Problem to work on:
Quote the line containing "What text is on this page?" and all lines that follow it in the listing below, exactly as written.
## begin
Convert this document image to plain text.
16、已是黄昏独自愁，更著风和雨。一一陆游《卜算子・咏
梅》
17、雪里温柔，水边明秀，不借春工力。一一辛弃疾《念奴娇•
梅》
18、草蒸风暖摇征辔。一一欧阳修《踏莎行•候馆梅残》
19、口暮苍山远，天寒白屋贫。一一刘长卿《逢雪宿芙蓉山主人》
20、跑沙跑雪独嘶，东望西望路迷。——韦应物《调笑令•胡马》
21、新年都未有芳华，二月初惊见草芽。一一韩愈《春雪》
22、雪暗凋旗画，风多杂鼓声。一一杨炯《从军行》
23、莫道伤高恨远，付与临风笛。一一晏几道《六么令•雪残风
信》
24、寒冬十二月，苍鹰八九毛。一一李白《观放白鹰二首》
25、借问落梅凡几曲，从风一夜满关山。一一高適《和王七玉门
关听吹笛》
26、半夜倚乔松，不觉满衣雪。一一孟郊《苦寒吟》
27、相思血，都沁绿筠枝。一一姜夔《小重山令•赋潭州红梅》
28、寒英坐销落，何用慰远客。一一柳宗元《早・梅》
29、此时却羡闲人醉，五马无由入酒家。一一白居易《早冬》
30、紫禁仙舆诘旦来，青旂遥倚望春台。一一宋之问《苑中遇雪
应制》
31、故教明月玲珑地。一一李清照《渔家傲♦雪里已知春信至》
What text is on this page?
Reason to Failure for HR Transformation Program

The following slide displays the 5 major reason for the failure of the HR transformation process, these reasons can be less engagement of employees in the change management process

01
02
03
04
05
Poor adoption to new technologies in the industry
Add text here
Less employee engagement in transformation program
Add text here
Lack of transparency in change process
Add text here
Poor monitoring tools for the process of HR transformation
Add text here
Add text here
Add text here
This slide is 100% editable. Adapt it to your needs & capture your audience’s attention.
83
## end
Exercise output:
What text is on this page?
Reason to Failure for HR Transformation Program

The following slide displays the 5 major reason for the failure of the HR transformation process, these reasons can be less engagement of employees in the change management process

01
02
03
04
05
Poor adoption to new technologies in the industry
Add text here
Less employee engagement in transformation program
Add text here
Lack of transparency in change process
Add text here
Poor monitoring tools for the process of HR transformation
Add text here
Add text here
Add text here
This slide is 100% editable. Adapt it to your needs & capture your audience’s attention.
83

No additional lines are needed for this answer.